Exactly reproduce the entries, dropping any pictures from your copy.
** START RECORDS TO PROCESS **
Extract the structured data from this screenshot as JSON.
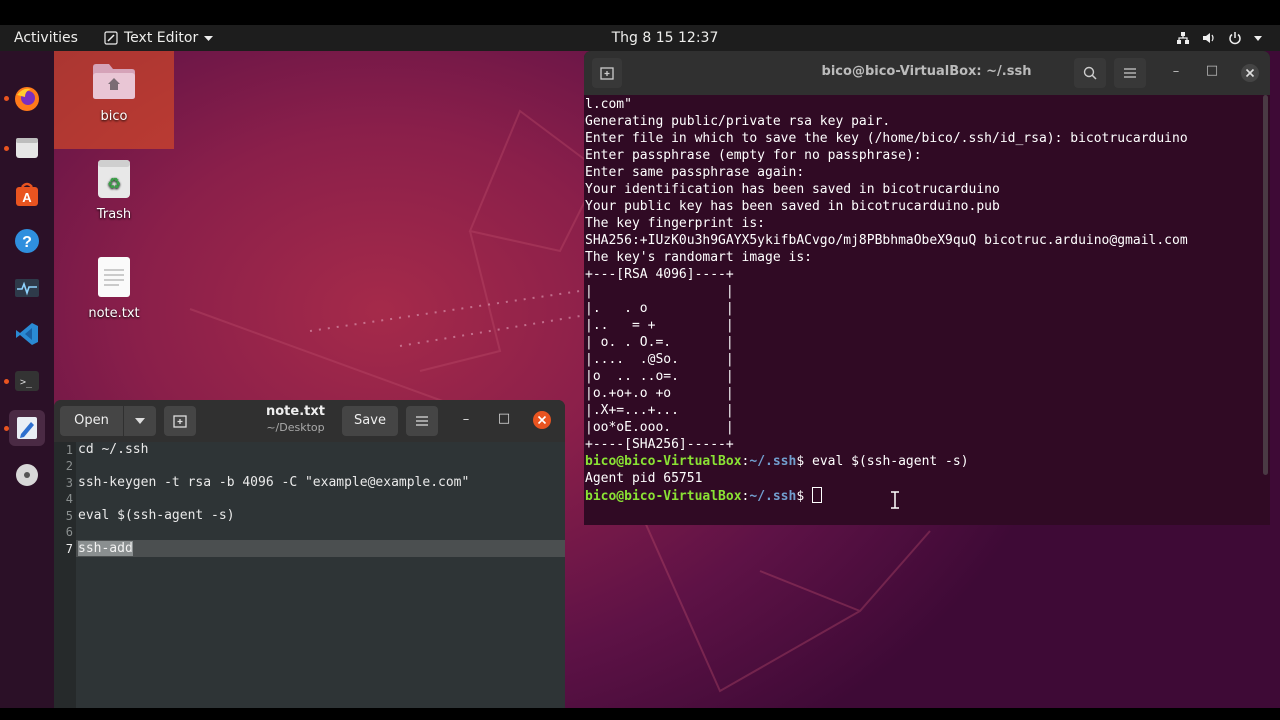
{
  "top_panel": {
    "activities": "Activities",
    "app_menu": "Text Editor",
    "clock": "Thg 8 15  12:37"
  },
  "dock": {
    "items": [
      "firefox-icon",
      "files-icon",
      "software-icon",
      "help-icon",
      "system-monitor-icon",
      "vscode-icon",
      "terminal-icon",
      "text-editor-icon",
      "disc-icon"
    ]
  },
  "desktop": {
    "icons": [
      {
        "label": "bico"
      },
      {
        "label": "Trash"
      },
      {
        "label": "note.txt"
      }
    ]
  },
  "editor": {
    "open_label": "Open",
    "save_label": "Save",
    "title": "note.txt",
    "subtitle": "~/Desktop",
    "line_numbers": [
      "1",
      "2",
      "3",
      "4",
      "5",
      "6",
      "7"
    ],
    "lines": [
      "cd ~/.ssh",
      "",
      "ssh-keygen -t rsa -b 4096 -C \"example@example.com\"",
      "",
      "eval $(ssh-agent -s)",
      "",
      "ssh-add"
    ],
    "current_line": 7
  },
  "terminal": {
    "title": "bico@bico-VirtualBox: ~/.ssh",
    "output": [
      "l.com\"",
      "Generating public/private rsa key pair.",
      "Enter file in which to save the key (/home/bico/.ssh/id_rsa): bicotrucarduino",
      "Enter passphrase (empty for no passphrase):",
      "Enter same passphrase again:",
      "Your identification has been saved in bicotrucarduino",
      "Your public key has been saved in bicotrucarduino.pub",
      "The key fingerprint is:",
      "SHA256:+IUzK0u3h9GAYX5ykifbACvgo/mj8PBbhmaObeX9quQ bicotruc.arduino@gmail.com",
      "The key's randomart image is:",
      "+---[RSA 4096]----+",
      "|                 |",
      "|.   . o          |",
      "|..   = +         |",
      "| o. . O.=.       |",
      "|....  .@So.      |",
      "|o  .. ..o=.      |",
      "|o.+o+.o +o       |",
      "|.X+=...+...      |",
      "|oo*oE.ooo.       |",
      "+----[SHA256]-----+"
    ],
    "prompt_user": "bico@bico-VirtualBox",
    "prompt_sep": ":",
    "prompt_path": "~/.ssh",
    "prompt_dollar": "$ ",
    "command1": "eval $(ssh-agent -s)",
    "agent_output": "Agent pid 65751",
    "command2": ""
  },
  "colors": {
    "ubuntu_orange": "#e95420",
    "terminal_bg": "#300a24",
    "prompt_green": "#8ae234",
    "prompt_blue": "#729fcf"
  }
}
** END RECORDS TO PROCESS **
• [WRITTEN RESPONSE]:
Extract the structured data from this screenshot as JSON.
{
  "top_panel": {
    "activities": "Activities",
    "app_menu": "Text Editor",
    "clock": "Thg 8 15  12:37"
  },
  "dock": {
    "items": [
      "firefox-icon",
      "files-icon",
      "software-icon",
      "help-icon",
      "system-monitor-icon",
      "vscode-icon",
      "terminal-icon",
      "text-editor-icon",
      "disc-icon"
    ]
  },
  "desktop": {
    "icons": [
      {
        "label": "bico"
      },
      {
        "label": "Trash"
      },
      {
        "label": "note.txt"
      }
    ]
  },
  "editor": {
    "open_label": "Open",
    "save_label": "Save",
    "title": "note.txt",
    "subtitle": "~/Desktop",
    "line_numbers": [
      "1",
      "2",
      "3",
      "4",
      "5",
      "6",
      "7"
    ],
    "lines": [
      "cd ~/.ssh",
      "",
      "ssh-keygen -t rsa -b 4096 -C \"example@example.com\"",
      "",
      "eval $(ssh-agent -s)",
      "",
      "ssh-add"
    ],
    "current_line": 7
  },
  "terminal": {
    "title": "bico@bico-VirtualBox: ~/.ssh",
    "output": [
      "l.com\"",
      "Generating public/private rsa key pair.",
      "Enter file in which to save the key (/home/bico/.ssh/id_rsa): bicotrucarduino",
      "Enter passphrase (empty for no passphrase):",
      "Enter same passphrase again:",
      "Your identification has been saved in bicotrucarduino",
      "Your public key has been saved in bicotrucarduino.pub",
      "The key fingerprint is:",
      "SHA256:+IUzK0u3h9GAYX5ykifbACvgo/mj8PBbhmaObeX9quQ bicotruc.arduino@gmail.com",
      "The key's randomart image is:",
      "+---[RSA 4096]----+",
      "|                 |",
      "|.   . o          |",
      "|..   = +         |",
      "| o. . O.=.       |",
      "|....  .@So.      |",
      "|o  .. ..o=.      |",
      "|o.+o+.o +o       |",
      "|.X+=...+...      |",
      "|oo*oE.ooo.       |",
      "+----[SHA256]-----+"
    ],
    "prompt_user": "bico@bico-VirtualBox",
    "prompt_sep": ":",
    "prompt_path": "~/.ssh",
    "prompt_dollar": "$ ",
    "command1": "eval $(ssh-agent -s)",
    "agent_output": "Agent pid 65751",
    "command2": ""
  },
  "colors": {
    "ubuntu_orange": "#e95420",
    "terminal_bg": "#300a24",
    "prompt_green": "#8ae234",
    "prompt_blue": "#729fcf"
  }
}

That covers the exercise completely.